(Data entries)
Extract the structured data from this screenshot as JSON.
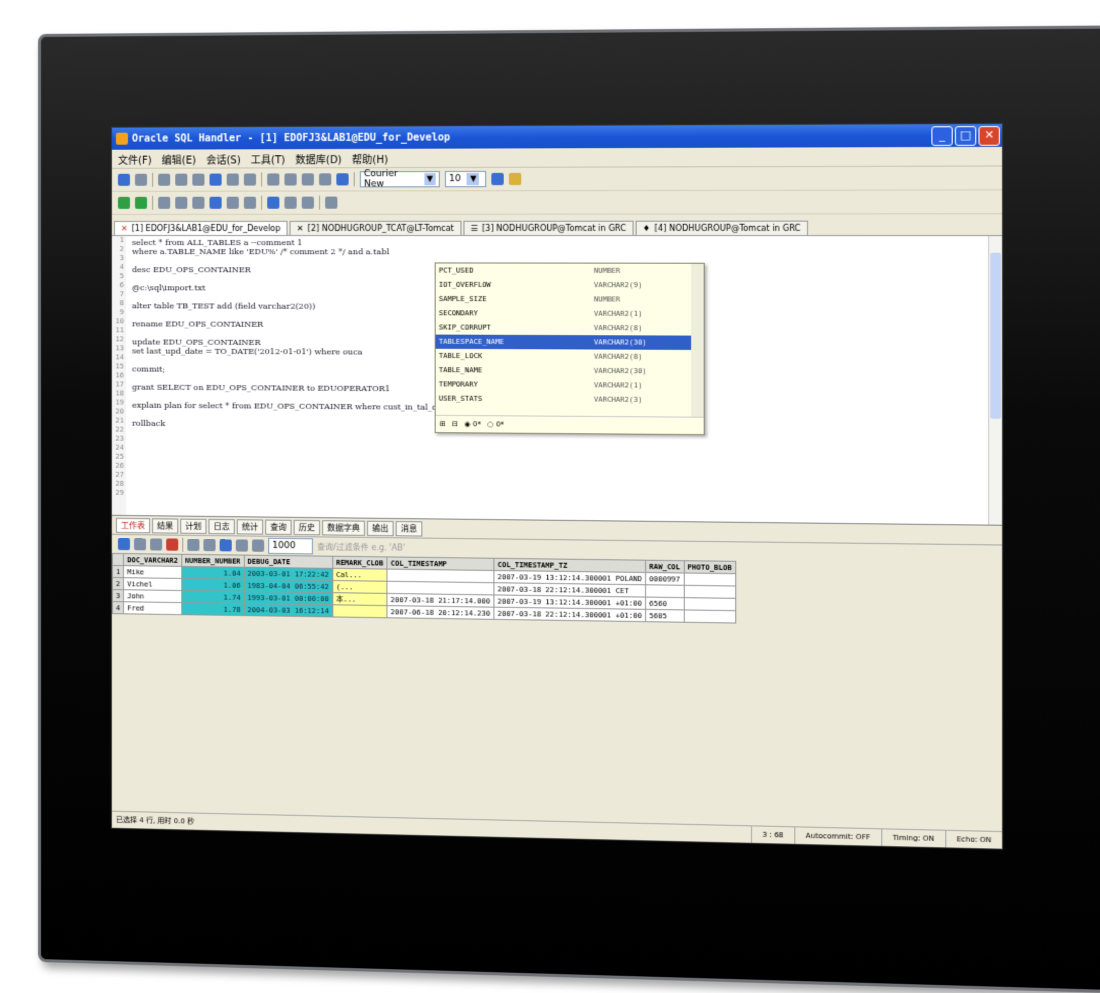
{
  "window": {
    "title": "Oracle SQL Handler - [1] EDOFJ3&LAB1@EDU_for_Develop"
  },
  "menu": [
    "文件(F)",
    "编辑(E)",
    "会话(S)",
    "工具(T)",
    "数据库(D)",
    "帮助(H)"
  ],
  "toolbar": {
    "font_name": "Courier New",
    "font_size": "10"
  },
  "tabs": [
    {
      "label": "[1] EDOFJ3&LAB1@EDU_for_Develop",
      "active": true
    },
    {
      "label": "[2] NODHUGROUP_TCAT@LT-Tomcat",
      "active": false
    },
    {
      "label": "[3] NODHUGROUP@Tomcat in GRC",
      "active": false
    },
    {
      "label": "[4] NODHUGROUP@Tomcat in GRC",
      "active": false
    }
  ],
  "editor": {
    "line_numbers": [
      "1",
      "2",
      "3",
      "4",
      "5",
      "6",
      "7",
      "8",
      "9",
      "10",
      "11",
      "12",
      "13",
      "14",
      "15",
      "16",
      "17",
      "18",
      "19",
      "20",
      "21",
      "22",
      "23",
      "24",
      "25",
      "26",
      "27",
      "28",
      "29"
    ],
    "lines": [
      "select * from ALL_TABLES a --comment 1",
      "where a.TABLE_NAME like 'EDU%' /* comment 2 */ and a.tabl",
      "",
      "desc EDU_OPS_CONTAINER",
      "",
      "@c:\\sql\\import.txt",
      "",
      "alter table TB_TEST add (field varchar2(20))",
      "",
      "rename EDU_OPS_CONTAINER",
      "",
      "update EDU_OPS_CONTAINER",
      "set last_upd_date = TO_DATE('2012-01-01') where ouca",
      "",
      "commit;",
      "",
      "grant SELECT on EDU_OPS_CONTAINER to EDUOPERATOR1",
      "",
      "explain plan for select * from EDU_OPS_CONTAINER where cust_in_tal_datetime > TO_DATE('2012-01-01')",
      "",
      "rollback"
    ]
  },
  "autocomplete": {
    "items": [
      {
        "name": "PCT_USED",
        "type": "NUMBER"
      },
      {
        "name": "IOT_OVERFLOW",
        "type": "VARCHAR2(9)"
      },
      {
        "name": "SAMPLE_SIZE",
        "type": "NUMBER"
      },
      {
        "name": "SECONDARY",
        "type": "VARCHAR2(1)"
      },
      {
        "name": "SKIP_CORRUPT",
        "type": "VARCHAR2(8)"
      },
      {
        "name": "TABLESPACE_NAME",
        "type": "VARCHAR2(30)",
        "selected": true
      },
      {
        "name": "TABLE_LOCK",
        "type": "VARCHAR2(8)"
      },
      {
        "name": "TABLE_NAME",
        "type": "VARCHAR2(30)"
      },
      {
        "name": "TEMPORARY",
        "type": "VARCHAR2(1)"
      },
      {
        "name": "USER_STATS",
        "type": "VARCHAR2(3)"
      }
    ],
    "footer_opt1": "0*",
    "footer_opt2": "0*"
  },
  "result_tabs": [
    "工作表",
    "结果",
    "计划",
    "日志",
    "统计",
    "查询",
    "历史",
    "数据字典",
    "输出",
    "消息"
  ],
  "grid_toolbar": {
    "count_value": "1000",
    "hint": "查询/过滤条件 e.g. 'AB'"
  },
  "grid": {
    "columns": [
      "DOC_VARCHAR2",
      "NUMBER_NUMBER",
      "DEBUG_DATE",
      "REMARK_CLOB",
      "COL_TIMESTAMP",
      "COL_TIMESTAMP_TZ",
      "RAW_COL",
      "PHOTO_BLOB"
    ],
    "rows": [
      [
        "Mike",
        "1.04",
        "2003-03-01 17:22:42",
        "Cal...",
        "",
        "2007-03-19 13:12:14.300001 POLAND",
        "",
        ""
      ],
      [
        "Vichel",
        "1.06",
        "1983-04-04 06:55:42",
        "(...",
        "",
        "2007-03-18 22:12:14.300001 CET",
        "",
        ""
      ],
      [
        "John",
        "1.74",
        "1993-03-01 00:00:00",
        "本...",
        "2007-03-18 21:17:14.000",
        "2007-03-19 13:12:14.300001 +01:00",
        "6560",
        ""
      ],
      [
        "Fred",
        "1.78",
        "2004-03-03 16:12:14",
        "",
        "2007-06-18 20:12:14.230",
        "2007-03-18 22:12:14.300001 +01:00",
        "5605",
        ""
      ]
    ],
    "raw_col_r0": "0000997"
  },
  "status": {
    "left": "已选择 4 行, 用时 0.0 秒",
    "position": "3 : 68",
    "autocommit": "Autocommit: OFF",
    "timing": "Timing: ON",
    "other": "Echo: ON"
  }
}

◆ What this task involves ◆
Copy the material above in full and exactly, skipping pictures.

◆ Task response ◆
Extract the structured data from this screenshot as JSON.
{
  "window": {
    "title": "Oracle SQL Handler - [1] EDOFJ3&LAB1@EDU_for_Develop"
  },
  "menu": [
    "文件(F)",
    "编辑(E)",
    "会话(S)",
    "工具(T)",
    "数据库(D)",
    "帮助(H)"
  ],
  "toolbar": {
    "font_name": "Courier New",
    "font_size": "10"
  },
  "tabs": [
    {
      "label": "[1] EDOFJ3&LAB1@EDU_for_Develop",
      "active": true
    },
    {
      "label": "[2] NODHUGROUP_TCAT@LT-Tomcat",
      "active": false
    },
    {
      "label": "[3] NODHUGROUP@Tomcat in GRC",
      "active": false
    },
    {
      "label": "[4] NODHUGROUP@Tomcat in GRC",
      "active": false
    }
  ],
  "editor": {
    "line_numbers": [
      "1",
      "2",
      "3",
      "4",
      "5",
      "6",
      "7",
      "8",
      "9",
      "10",
      "11",
      "12",
      "13",
      "14",
      "15",
      "16",
      "17",
      "18",
      "19",
      "20",
      "21",
      "22",
      "23",
      "24",
      "25",
      "26",
      "27",
      "28",
      "29"
    ],
    "lines": [
      "select * from ALL_TABLES a --comment 1",
      "where a.TABLE_NAME like 'EDU%' /* comment 2 */ and a.tabl",
      "",
      "desc EDU_OPS_CONTAINER",
      "",
      "@c:\\sql\\import.txt",
      "",
      "alter table TB_TEST add (field varchar2(20))",
      "",
      "rename EDU_OPS_CONTAINER",
      "",
      "update EDU_OPS_CONTAINER",
      "set last_upd_date = TO_DATE('2012-01-01') where ouca",
      "",
      "commit;",
      "",
      "grant SELECT on EDU_OPS_CONTAINER to EDUOPERATOR1",
      "",
      "explain plan for select * from EDU_OPS_CONTAINER where cust_in_tal_datetime > TO_DATE('2012-01-01')",
      "",
      "rollback"
    ]
  },
  "autocomplete": {
    "items": [
      {
        "name": "PCT_USED",
        "type": "NUMBER"
      },
      {
        "name": "IOT_OVERFLOW",
        "type": "VARCHAR2(9)"
      },
      {
        "name": "SAMPLE_SIZE",
        "type": "NUMBER"
      },
      {
        "name": "SECONDARY",
        "type": "VARCHAR2(1)"
      },
      {
        "name": "SKIP_CORRUPT",
        "type": "VARCHAR2(8)"
      },
      {
        "name": "TABLESPACE_NAME",
        "type": "VARCHAR2(30)",
        "selected": true
      },
      {
        "name": "TABLE_LOCK",
        "type": "VARCHAR2(8)"
      },
      {
        "name": "TABLE_NAME",
        "type": "VARCHAR2(30)"
      },
      {
        "name": "TEMPORARY",
        "type": "VARCHAR2(1)"
      },
      {
        "name": "USER_STATS",
        "type": "VARCHAR2(3)"
      }
    ],
    "footer_opt1": "0*",
    "footer_opt2": "0*"
  },
  "result_tabs": [
    "工作表",
    "结果",
    "计划",
    "日志",
    "统计",
    "查询",
    "历史",
    "数据字典",
    "输出",
    "消息"
  ],
  "grid_toolbar": {
    "count_value": "1000",
    "hint": "查询/过滤条件 e.g. 'AB'"
  },
  "grid": {
    "columns": [
      "DOC_VARCHAR2",
      "NUMBER_NUMBER",
      "DEBUG_DATE",
      "REMARK_CLOB",
      "COL_TIMESTAMP",
      "COL_TIMESTAMP_TZ",
      "RAW_COL",
      "PHOTO_BLOB"
    ],
    "rows": [
      [
        "Mike",
        "1.04",
        "2003-03-01 17:22:42",
        "Cal...",
        "",
        "2007-03-19 13:12:14.300001 POLAND",
        "",
        ""
      ],
      [
        "Vichel",
        "1.06",
        "1983-04-04 06:55:42",
        "(...",
        "",
        "2007-03-18 22:12:14.300001 CET",
        "",
        ""
      ],
      [
        "John",
        "1.74",
        "1993-03-01 00:00:00",
        "本...",
        "2007-03-18 21:17:14.000",
        "2007-03-19 13:12:14.300001 +01:00",
        "6560",
        ""
      ],
      [
        "Fred",
        "1.78",
        "2004-03-03 16:12:14",
        "",
        "2007-06-18 20:12:14.230",
        "2007-03-18 22:12:14.300001 +01:00",
        "5605",
        ""
      ]
    ],
    "raw_col_r0": "0000997"
  },
  "status": {
    "left": "已选择 4 行, 用时 0.0 秒",
    "position": "3 : 68",
    "autocommit": "Autocommit: OFF",
    "timing": "Timing: ON",
    "other": "Echo: ON"
  }
}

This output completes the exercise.